■ YOUR TASK
The records below must be retyped exactly.

☆ ☆ ☆ ☆ ☆

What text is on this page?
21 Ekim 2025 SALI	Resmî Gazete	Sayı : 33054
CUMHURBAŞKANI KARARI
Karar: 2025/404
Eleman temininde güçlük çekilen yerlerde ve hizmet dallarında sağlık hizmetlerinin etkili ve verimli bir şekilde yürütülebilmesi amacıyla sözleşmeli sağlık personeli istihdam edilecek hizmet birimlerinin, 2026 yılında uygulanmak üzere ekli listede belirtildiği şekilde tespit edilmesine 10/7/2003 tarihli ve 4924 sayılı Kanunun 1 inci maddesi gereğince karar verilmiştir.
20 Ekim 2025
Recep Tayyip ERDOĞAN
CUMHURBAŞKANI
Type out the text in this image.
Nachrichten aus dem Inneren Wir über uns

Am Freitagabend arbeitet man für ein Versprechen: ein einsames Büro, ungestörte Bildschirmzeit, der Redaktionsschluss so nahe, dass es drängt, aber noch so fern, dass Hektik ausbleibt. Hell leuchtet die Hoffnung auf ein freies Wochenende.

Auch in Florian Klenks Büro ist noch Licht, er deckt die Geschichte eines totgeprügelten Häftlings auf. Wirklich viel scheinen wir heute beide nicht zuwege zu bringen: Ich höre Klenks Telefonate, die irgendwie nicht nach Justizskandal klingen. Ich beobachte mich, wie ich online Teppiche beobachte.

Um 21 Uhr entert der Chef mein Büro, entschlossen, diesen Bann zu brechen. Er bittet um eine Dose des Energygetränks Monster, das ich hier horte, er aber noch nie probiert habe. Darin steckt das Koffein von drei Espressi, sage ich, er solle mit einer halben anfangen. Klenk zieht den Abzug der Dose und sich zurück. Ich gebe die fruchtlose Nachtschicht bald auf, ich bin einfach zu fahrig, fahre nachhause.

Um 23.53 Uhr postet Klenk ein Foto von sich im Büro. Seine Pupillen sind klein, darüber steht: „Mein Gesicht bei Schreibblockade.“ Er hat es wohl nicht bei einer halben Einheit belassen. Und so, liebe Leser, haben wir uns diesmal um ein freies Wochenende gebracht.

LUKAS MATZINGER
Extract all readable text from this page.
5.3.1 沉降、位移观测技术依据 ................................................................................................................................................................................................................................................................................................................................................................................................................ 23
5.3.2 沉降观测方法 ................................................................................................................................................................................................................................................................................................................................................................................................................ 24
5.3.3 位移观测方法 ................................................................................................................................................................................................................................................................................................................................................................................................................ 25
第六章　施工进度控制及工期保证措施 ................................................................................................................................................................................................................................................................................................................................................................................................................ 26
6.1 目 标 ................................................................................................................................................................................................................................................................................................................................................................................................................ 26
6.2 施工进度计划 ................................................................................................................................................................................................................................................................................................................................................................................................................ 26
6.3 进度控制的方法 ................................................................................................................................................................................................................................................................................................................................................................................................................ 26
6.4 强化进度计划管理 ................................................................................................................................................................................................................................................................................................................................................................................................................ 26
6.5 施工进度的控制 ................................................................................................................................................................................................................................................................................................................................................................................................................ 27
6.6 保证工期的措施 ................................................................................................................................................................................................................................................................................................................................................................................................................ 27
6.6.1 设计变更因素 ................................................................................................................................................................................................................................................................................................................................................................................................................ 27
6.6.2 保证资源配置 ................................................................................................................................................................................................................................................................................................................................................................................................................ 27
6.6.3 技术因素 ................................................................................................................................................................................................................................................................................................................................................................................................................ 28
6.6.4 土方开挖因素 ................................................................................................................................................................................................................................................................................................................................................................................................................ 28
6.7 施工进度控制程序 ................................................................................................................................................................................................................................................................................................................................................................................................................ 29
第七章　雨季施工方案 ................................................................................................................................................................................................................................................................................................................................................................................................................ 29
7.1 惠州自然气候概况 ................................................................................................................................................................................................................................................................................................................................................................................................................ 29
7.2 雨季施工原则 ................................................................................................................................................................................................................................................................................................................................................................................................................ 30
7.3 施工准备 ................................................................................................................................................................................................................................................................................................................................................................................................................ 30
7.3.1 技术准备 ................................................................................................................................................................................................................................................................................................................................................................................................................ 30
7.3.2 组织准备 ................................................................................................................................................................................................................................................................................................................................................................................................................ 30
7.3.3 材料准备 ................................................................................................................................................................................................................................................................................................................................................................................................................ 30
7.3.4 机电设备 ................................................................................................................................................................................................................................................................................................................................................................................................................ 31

☆ ☆ ☆ ☆ ☆

■ RESPONSE
What text is on this page?
21 Ekim 2025 SALI	Resmî Gazete	Sayı : 33054
CUMHURBAŞKANI KARARI
Karar: 2025/404
Eleman temininde güçlük çekilen yerlerde ve hizmet dallarında sağlık hizmetlerinin etkili ve verimli bir şekilde yürütülebilmesi amacıyla sözleşmeli sağlık personeli istihdam edilecek hizmet birimlerinin, 2026 yılında uygulanmak üzere ekli listede belirtildiği şekilde tespit edilmesine 10/7/2003 tarihli ve 4924 sayılı Kanunun 1 inci maddesi gereğince karar verilmiştir.
20 Ekim 2025
Recep Tayyip ERDOĞAN
CUMHURBAŞKANI
Type out the text in this image.
Nachrichten aus dem Inneren Wir über uns

Am Freitagabend arbeitet man für ein Versprechen: ein einsames Büro, ungestörte Bildschirmzeit, der Redaktionsschluss so nahe, dass es drängt, aber noch so fern, dass Hektik ausbleibt. Hell leuchtet die Hoffnung auf ein freies Wochenende.

Auch in Florian Klenks Büro ist noch Licht, er deckt die Geschichte eines totgeprügelten Häftlings auf. Wirklich viel scheinen wir heute beide nicht zuwege zu bringen: Ich höre Klenks Telefonate, die irgendwie nicht nach Justizskandal klingen. Ich beobachte mich, wie ich online Teppiche beobachte.

Um 21 Uhr entert der Chef mein Büro, entschlossen, diesen Bann zu brechen. Er bittet um eine Dose des Energygetränks Monster, das ich hier horte, er aber noch nie probiert habe. Darin steckt das Koffein von drei Espressi, sage ich, er solle mit einer halben anfangen. Klenk zieht den Abzug der Dose und sich zurück. Ich gebe die fruchtlose Nachtschicht bald auf, ich bin einfach zu fahrig, fahre nachhause.

Um 23.53 Uhr postet Klenk ein Foto von sich im Büro. Seine Pupillen sind klein, darüber steht: „Mein Gesicht bei Schreibblockade.“ Er hat es wohl nicht bei einer halben Einheit belassen. Und so, liebe Leser, haben wir uns diesmal um ein freies Wochenende gebracht.

LUKAS MATZINGER
Extract all readable text from this page.
5.3.1 沉降、位移观测技术依据 ................................................................................................................................................................................................................................................................................................................................................................................................................ 23
5.3.2 沉降观测方法 ................................................................................................................................................................................................................................................................................................................................................................................................................ 24
5.3.3 位移观测方法 ................................................................................................................................................................................................................................................................................................................................................................................................................ 25
第六章　施工进度控制及工期保证措施 ................................................................................................................................................................................................................................................................................................................................................................................................................ 26
6.1 目 标 ................................................................................................................................................................................................................................................................................................................................................................................................................ 26
6.2 施工进度计划 ................................................................................................................................................................................................................................................................................................................................................................................................................ 26
6.3 进度控制的方法 ................................................................................................................................................................................................................................................................................................................................................................................................................ 26
6.4 强化进度计划管理 ................................................................................................................................................................................................................................................................................................................................................................................................................ 26
6.5 施工进度的控制 ................................................................................................................................................................................................................................................................................................................................................................................................................ 27
6.6 保证工期的措施 ................................................................................................................................................................................................................................................................................................................................................................................................................ 27
6.6.1 设计变更因素 ................................................................................................................................................................................................................................................................................................................................................................................................................ 27
6.6.2 保证资源配置 ................................................................................................................................................................................................................................................................................................................................................................................................................ 27
6.6.3 技术因素 ................................................................................................................................................................................................................................................................................................................................................................................................................ 28
6.6.4 土方开挖因素 ................................................................................................................................................................................................................................................................................................................................................................................................................ 28
6.7 施工进度控制程序 ................................................................................................................................................................................................................................................................................................................................................................................................................ 29
第七章　雨季施工方案 ................................................................................................................................................................................................................................................................................................................................................................................................................ 29
7.1 惠州自然气候概况 ................................................................................................................................................................................................................................................................................................................................................................................................................ 29
7.2 雨季施工原则 ................................................................................................................................................................................................................................................................................................................................................................................................................ 30
7.3 施工准备 ................................................................................................................................................................................................................................................................................................................................................................................................................ 30
7.3.1 技术准备 ................................................................................................................................................................................................................................................................................................................................................................................................................ 30
7.3.2 组织准备 ................................................................................................................................................................................................................................................................................................................................................................................................................ 30
7.3.3 材料准备 ................................................................................................................................................................................................................................................................................................................................................................................................................ 30
7.3.4 机电设备 ................................................................................................................................................................................................................................................................................................................................................................................................................ 31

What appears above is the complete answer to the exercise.